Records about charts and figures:
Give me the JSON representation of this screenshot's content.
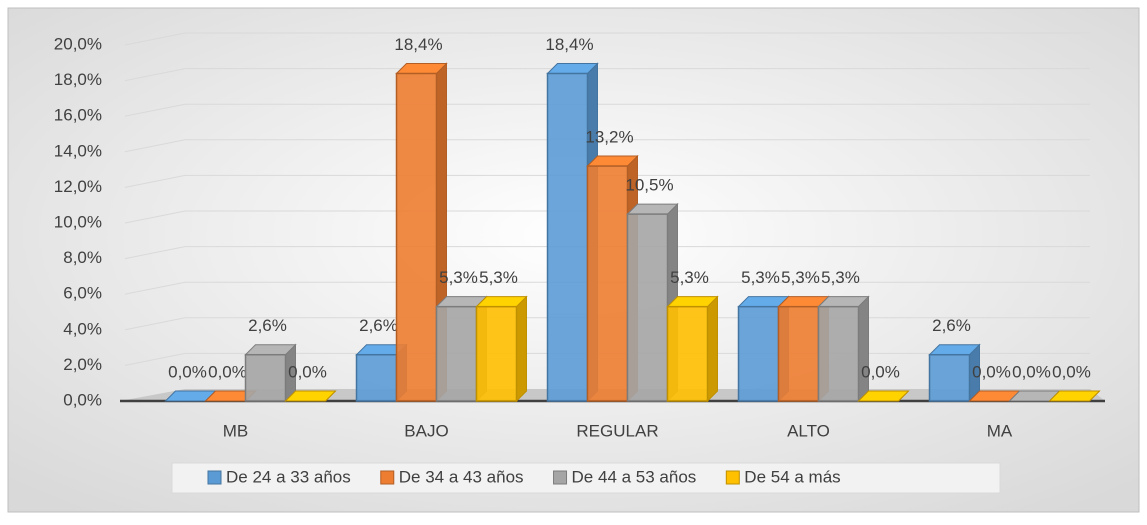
{
  "chart_data": {
    "type": "bar3d",
    "categories": [
      "MB",
      "BAJO",
      "REGULAR",
      "ALTO",
      "MA"
    ],
    "series": [
      {
        "name": "De 24 a 33 años",
        "color": "#5b9bd5",
        "values": [
          0,
          2.6,
          18.4,
          5.3,
          2.6
        ],
        "value_labels": [
          "0,0%",
          "2,6%",
          "18,4%",
          "5,3%",
          "2,6%"
        ]
      },
      {
        "name": "De 34 a 43 años",
        "color": "#ed7d31",
        "values": [
          0,
          18.4,
          13.2,
          5.3,
          0
        ],
        "value_labels": [
          "0,0%",
          "18,4%",
          "13,2%",
          "5,3%",
          "0,0%"
        ]
      },
      {
        "name": "De 44 a 53 años",
        "color": "#a5a5a5",
        "values": [
          2.6,
          5.3,
          10.5,
          5.3,
          0
        ],
        "value_labels": [
          "2,6%",
          "5,3%",
          "10,5%",
          "5,3%",
          "0,0%"
        ]
      },
      {
        "name": "De 54 a más",
        "color": "#ffc000",
        "values": [
          0,
          5.3,
          5.3,
          0,
          0
        ],
        "value_labels": [
          "0,0%",
          "5,3%",
          "5,3%",
          "0,0%",
          "0,0%"
        ]
      }
    ],
    "ylim": [
      0,
      20
    ],
    "yticks": [
      {
        "value": 0,
        "label": "0,0%"
      },
      {
        "value": 2,
        "label": "2,0%"
      },
      {
        "value": 4,
        "label": "4,0%"
      },
      {
        "value": 6,
        "label": "6,0%"
      },
      {
        "value": 8,
        "label": "8,0%"
      },
      {
        "value": 10,
        "label": "10,0%"
      },
      {
        "value": 12,
        "label": "12,0%"
      },
      {
        "value": 14,
        "label": "14,0%"
      },
      {
        "value": 16,
        "label": "16,0%"
      },
      {
        "value": 18,
        "label": "18,0%"
      },
      {
        "value": 20,
        "label": "20,0%"
      }
    ],
    "grid": true,
    "legend": "bottom"
  }
}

■ **Your instructions**
Check each line above for the word "años" and copy the ones that have it.

■ **Answer to the exercise**
        "name": "De 24 a 33 años",
        "name": "De 34 a 43 años",
        "name": "De 44 a 53 años",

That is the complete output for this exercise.